→ Exercise details: Turn every line of the entries below into a numbered list, skipping any blank lines and leaving the pictures out.

========================================

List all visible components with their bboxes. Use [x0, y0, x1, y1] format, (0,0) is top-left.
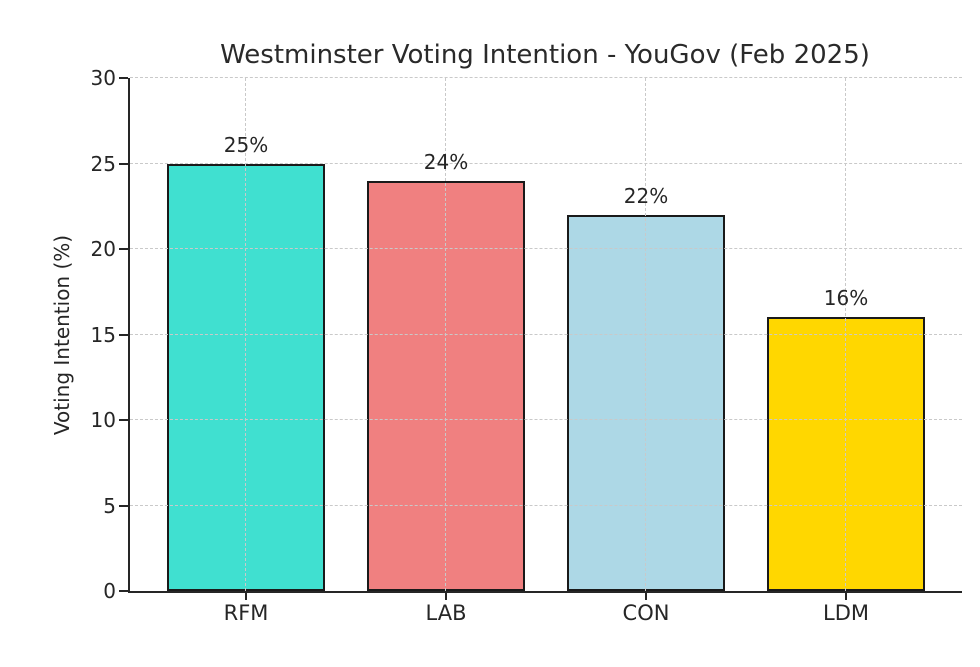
y-tick-mark-25	[119, 162, 128, 165]
bar-ldm	[767, 317, 925, 591]
y-tick-mark-20	[119, 248, 128, 250]
x-tick-label-con: CON	[622, 601, 670, 625]
bar-con	[567, 214, 725, 591]
value-label-rfm: 25%	[223, 132, 269, 157]
y-tick-label-20: 20	[90, 237, 116, 261]
y-tick-mark-15	[119, 333, 128, 336]
x-tick-label-lab: LAB	[425, 601, 467, 625]
y-tick-label-5: 5	[103, 493, 116, 518]
chart-title: Westminster Voting Intention - YouGov (F…	[220, 40, 870, 70]
x-tick-mark-con	[645, 593, 647, 600]
y-tick-label-0: 0	[103, 579, 116, 603]
bar-rfm	[167, 163, 325, 591]
x-tick-mark-ldm	[845, 593, 847, 600]
y-tick-label-30: 30	[90, 66, 116, 90]
y-gridline-30	[130, 77, 962, 78]
value-label-ldm: 16%	[823, 286, 869, 311]
y-tick-label-10: 10	[90, 408, 116, 432]
value-label-con: 22%	[623, 183, 669, 208]
y-tick-label-15: 15	[90, 322, 116, 347]
x-tick-label-ldm: LDM	[823, 601, 869, 625]
x-tick-mark-lab	[445, 593, 447, 600]
x-tick-mark-rfm	[245, 593, 247, 600]
plot-area: 0 5 10 15 20 25 30 RFM 25% LAB 24% CON 22% LDM 16%	[91, 66, 962, 625]
y-tick-mark-0	[119, 590, 128, 592]
bar-lab	[367, 180, 525, 591]
value-label-lab: 24%	[423, 149, 469, 174]
y-tick-mark-5	[119, 504, 128, 507]
y-tick-label-25: 25	[90, 151, 116, 176]
y-tick-mark-10	[119, 419, 128, 421]
y-tick-mark-30	[119, 77, 128, 79]
x-tick-label-rfm: RFM	[223, 601, 269, 625]
y-axis-label: Voting Intention (%)	[50, 234, 74, 436]
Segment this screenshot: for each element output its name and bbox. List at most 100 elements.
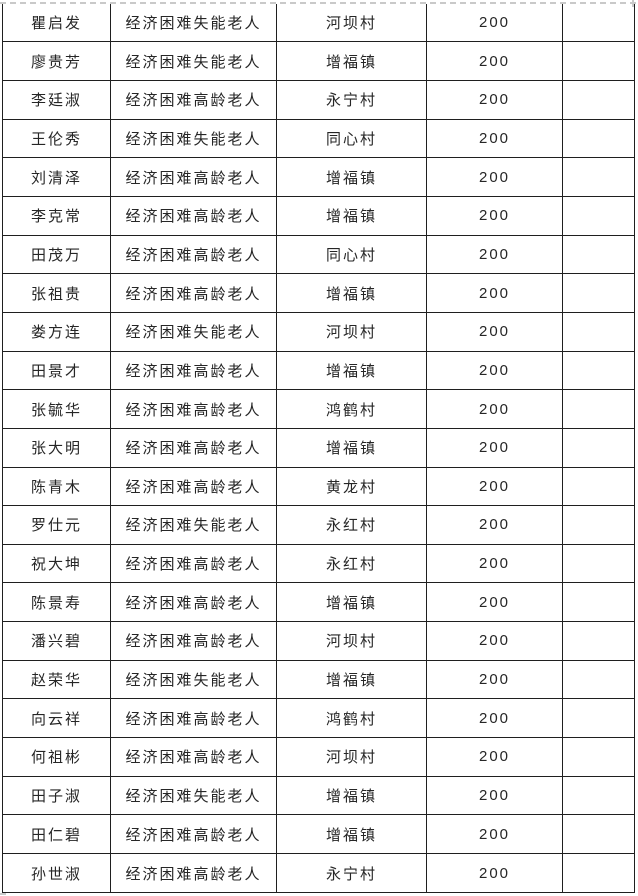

========================================

→ Exercise response:
1. List all visible components with their bboxes. Use [x0, y0, x1, y1] format, (0,0) is top-left.
2. y-tick-mark-25	[119, 162, 128, 165]
3. bar-ldm	[767, 317, 925, 591]
4. y-tick-mark-20	[119, 248, 128, 250]
5. x-tick-label-con: CON	[622, 601, 670, 625]
6. bar-con	[567, 214, 725, 591]
7. value-label-rfm: 25%	[223, 132, 269, 157]
8. y-tick-label-20: 20	[90, 237, 116, 261]
9. y-tick-mark-15	[119, 333, 128, 336]
10. x-tick-label-lab: LAB	[425, 601, 467, 625]
11. y-tick-label-5: 5	[103, 493, 116, 518]
12. chart-title: Westminster Voting Intention - YouGov (F…	[220, 40, 870, 70]
13. x-tick-mark-con	[645, 593, 647, 600]
14. y-tick-label-0: 0	[103, 579, 116, 603]
15. bar-rfm	[167, 163, 325, 591]
16. x-tick-mark-ldm	[845, 593, 847, 600]
17. y-tick-label-30: 30	[90, 66, 116, 90]
18. y-gridline-30	[130, 77, 962, 78]
19. value-label-ldm: 16%	[823, 286, 869, 311]
20. y-tick-label-10: 10	[90, 408, 116, 432]
21. value-label-con: 22%	[623, 183, 669, 208]
22. y-tick-label-15: 15	[90, 322, 116, 347]
23. x-tick-label-ldm: LDM	[823, 601, 869, 625]
24. x-tick-mark-lab	[445, 593, 447, 600]
25. x-tick-mark-rfm	[245, 593, 247, 600]
26. plot-area: 0 5 10 15 20 25 30 RFM 25% LAB 24% CON 22% LDM 16%	[91, 66, 962, 625]
27. y-tick-mark-0	[119, 590, 128, 592]
28. bar-lab	[367, 180, 525, 591]
29. value-label-lab: 24%	[423, 149, 469, 174]
30. y-tick-mark-5	[119, 504, 128, 507]
31. y-tick-label-25: 25	[90, 151, 116, 176]
32. y-tick-mark-10	[119, 419, 128, 421]
33. y-tick-mark-30	[119, 77, 128, 79]
34. x-tick-label-rfm: RFM	[223, 601, 269, 625]
35. y-axis-label: Voting Intention (%)	[50, 234, 74, 436]
36. Segment this screenshot: for each element output its name and bbox. List at most 100 elements.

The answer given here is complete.